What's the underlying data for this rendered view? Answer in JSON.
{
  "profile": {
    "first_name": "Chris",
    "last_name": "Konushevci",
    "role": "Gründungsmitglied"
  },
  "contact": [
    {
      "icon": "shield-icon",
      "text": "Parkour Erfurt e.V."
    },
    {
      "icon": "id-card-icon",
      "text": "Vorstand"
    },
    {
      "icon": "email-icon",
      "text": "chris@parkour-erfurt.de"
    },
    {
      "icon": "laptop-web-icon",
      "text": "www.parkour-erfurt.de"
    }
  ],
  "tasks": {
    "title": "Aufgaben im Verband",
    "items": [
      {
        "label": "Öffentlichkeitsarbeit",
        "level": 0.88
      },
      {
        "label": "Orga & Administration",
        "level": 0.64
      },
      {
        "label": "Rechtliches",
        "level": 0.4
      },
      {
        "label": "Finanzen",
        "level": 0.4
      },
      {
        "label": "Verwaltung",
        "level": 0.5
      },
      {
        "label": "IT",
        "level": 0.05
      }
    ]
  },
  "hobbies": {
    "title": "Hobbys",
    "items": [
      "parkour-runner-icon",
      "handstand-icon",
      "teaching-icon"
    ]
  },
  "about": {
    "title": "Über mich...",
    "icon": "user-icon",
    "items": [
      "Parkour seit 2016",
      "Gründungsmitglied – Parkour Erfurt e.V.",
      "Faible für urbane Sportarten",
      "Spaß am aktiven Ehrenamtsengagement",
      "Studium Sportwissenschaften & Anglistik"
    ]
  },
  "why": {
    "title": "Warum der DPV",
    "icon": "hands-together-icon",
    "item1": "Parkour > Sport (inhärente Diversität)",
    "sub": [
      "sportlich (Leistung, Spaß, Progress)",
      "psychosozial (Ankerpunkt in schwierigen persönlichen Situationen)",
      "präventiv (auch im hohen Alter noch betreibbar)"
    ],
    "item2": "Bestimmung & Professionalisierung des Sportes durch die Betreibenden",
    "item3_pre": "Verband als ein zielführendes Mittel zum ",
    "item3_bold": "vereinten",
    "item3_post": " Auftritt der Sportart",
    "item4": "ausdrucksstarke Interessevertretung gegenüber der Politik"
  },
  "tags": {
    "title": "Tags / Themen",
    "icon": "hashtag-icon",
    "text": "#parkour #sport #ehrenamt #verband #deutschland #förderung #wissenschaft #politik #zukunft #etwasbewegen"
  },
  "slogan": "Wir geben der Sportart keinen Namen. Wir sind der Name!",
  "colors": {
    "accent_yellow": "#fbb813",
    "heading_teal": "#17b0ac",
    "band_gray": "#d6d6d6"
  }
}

□ □ □ □ □ □ □

> **WRITTEN INSTRUCTION**
Which lines of the data above contain "text"? Copy each one.

> **SOLUTION TO THE EXERCISE**
      "text": "Parkour Erfurt e.V."
      "text": "Vorstand"
      "text": "chris@parkour-erfurt.de"
      "text": "www.parkour-erfurt.de"
    "text": "#parkour #sport #ehrenamt #verband #deutschland #förderung #wissenschaft #politik #zukunft #etwasbewegen"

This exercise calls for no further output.